#### Stated problem:
Every line from the line containing "What does this" through the final line below is to be repeated exactly; no other line is.

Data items
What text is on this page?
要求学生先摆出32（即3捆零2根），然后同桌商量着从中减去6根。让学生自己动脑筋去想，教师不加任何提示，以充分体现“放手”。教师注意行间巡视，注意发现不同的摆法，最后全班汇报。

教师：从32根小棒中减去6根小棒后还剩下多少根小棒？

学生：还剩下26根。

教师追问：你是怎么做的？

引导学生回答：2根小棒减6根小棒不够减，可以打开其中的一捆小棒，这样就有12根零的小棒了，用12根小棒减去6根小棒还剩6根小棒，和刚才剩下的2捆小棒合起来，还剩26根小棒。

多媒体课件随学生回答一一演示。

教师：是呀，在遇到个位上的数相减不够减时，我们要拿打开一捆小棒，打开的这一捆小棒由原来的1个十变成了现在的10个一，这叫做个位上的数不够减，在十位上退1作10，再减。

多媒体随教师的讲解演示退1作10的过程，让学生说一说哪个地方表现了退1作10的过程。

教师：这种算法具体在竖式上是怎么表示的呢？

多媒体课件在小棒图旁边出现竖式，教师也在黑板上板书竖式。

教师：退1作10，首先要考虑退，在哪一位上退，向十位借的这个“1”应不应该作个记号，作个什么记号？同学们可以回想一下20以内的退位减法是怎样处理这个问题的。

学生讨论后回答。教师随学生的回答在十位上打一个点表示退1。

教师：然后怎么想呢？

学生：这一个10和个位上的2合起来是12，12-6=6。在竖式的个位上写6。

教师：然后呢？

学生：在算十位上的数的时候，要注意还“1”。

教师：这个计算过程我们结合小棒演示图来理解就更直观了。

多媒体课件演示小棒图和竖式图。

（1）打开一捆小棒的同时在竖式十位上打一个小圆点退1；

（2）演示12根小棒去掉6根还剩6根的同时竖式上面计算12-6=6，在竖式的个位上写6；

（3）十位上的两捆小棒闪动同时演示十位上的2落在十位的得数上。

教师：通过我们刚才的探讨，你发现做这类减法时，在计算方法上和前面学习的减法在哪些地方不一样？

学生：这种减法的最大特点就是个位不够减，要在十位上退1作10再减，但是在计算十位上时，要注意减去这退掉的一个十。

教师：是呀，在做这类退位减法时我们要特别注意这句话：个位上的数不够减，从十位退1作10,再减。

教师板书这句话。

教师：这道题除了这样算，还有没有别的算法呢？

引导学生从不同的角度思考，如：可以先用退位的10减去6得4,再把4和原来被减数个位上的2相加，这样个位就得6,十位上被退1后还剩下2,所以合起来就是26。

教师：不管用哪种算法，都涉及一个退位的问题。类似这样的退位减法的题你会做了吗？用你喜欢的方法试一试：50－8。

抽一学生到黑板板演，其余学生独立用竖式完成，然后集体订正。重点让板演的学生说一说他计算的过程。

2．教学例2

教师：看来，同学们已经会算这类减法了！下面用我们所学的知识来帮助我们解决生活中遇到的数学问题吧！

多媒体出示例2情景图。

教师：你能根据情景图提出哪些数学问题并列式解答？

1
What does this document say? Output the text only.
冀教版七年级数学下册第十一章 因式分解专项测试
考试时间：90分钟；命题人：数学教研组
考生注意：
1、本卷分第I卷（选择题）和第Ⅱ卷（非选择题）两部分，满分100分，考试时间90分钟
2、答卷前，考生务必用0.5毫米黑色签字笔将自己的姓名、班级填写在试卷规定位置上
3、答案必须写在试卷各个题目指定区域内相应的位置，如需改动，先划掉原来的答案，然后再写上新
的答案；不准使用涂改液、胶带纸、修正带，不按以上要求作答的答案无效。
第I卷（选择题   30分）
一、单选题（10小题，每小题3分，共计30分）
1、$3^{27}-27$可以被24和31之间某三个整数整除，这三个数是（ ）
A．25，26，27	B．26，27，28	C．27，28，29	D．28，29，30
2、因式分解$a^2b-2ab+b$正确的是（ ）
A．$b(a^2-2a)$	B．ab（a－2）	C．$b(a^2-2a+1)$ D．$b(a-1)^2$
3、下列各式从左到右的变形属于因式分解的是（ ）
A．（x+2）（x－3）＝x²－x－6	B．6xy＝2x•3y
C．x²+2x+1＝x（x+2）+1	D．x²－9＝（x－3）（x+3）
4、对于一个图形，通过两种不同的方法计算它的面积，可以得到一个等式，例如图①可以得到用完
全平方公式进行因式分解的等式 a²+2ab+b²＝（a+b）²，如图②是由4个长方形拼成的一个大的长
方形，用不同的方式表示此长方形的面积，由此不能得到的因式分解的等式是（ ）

#### Solution:
What does this document say? Output the text only.
冀教版七年级数学下册第十一章 因式分解专项测试
考试时间：90分钟；命题人：数学教研组
考生注意：
1、本卷分第I卷（选择题）和第Ⅱ卷（非选择题）两部分，满分100分，考试时间90分钟
2、答卷前，考生务必用0.5毫米黑色签字笔将自己的姓名、班级填写在试卷规定位置上
3、答案必须写在试卷各个题目指定区域内相应的位置，如需改动，先划掉原来的答案，然后再写上新
的答案；不准使用涂改液、胶带纸、修正带，不按以上要求作答的答案无效。
第I卷（选择题   30分）
一、单选题（10小题，每小题3分，共计30分）
1、$3^{27}-27$可以被24和31之间某三个整数整除，这三个数是（ ）
A．25，26，27	B．26，27，28	C．27，28，29	D．28，29，30
2、因式分解$a^2b-2ab+b$正确的是（ ）
A．$b(a^2-2a)$	B．ab（a－2）	C．$b(a^2-2a+1)$ D．$b(a-1)^2$
3、下列各式从左到右的变形属于因式分解的是（ ）
A．（x+2）（x－3）＝x²－x－6	B．6xy＝2x•3y
C．x²+2x+1＝x（x+2）+1	D．x²－9＝（x－3）（x+3）
4、对于一个图形，通过两种不同的方法计算它的面积，可以得到一个等式，例如图①可以得到用完
全平方公式进行因式分解的等式 a²+2ab+b²＝（a+b）²，如图②是由4个长方形拼成的一个大的长
方形，用不同的方式表示此长方形的面积，由此不能得到的因式分解的等式是（ ）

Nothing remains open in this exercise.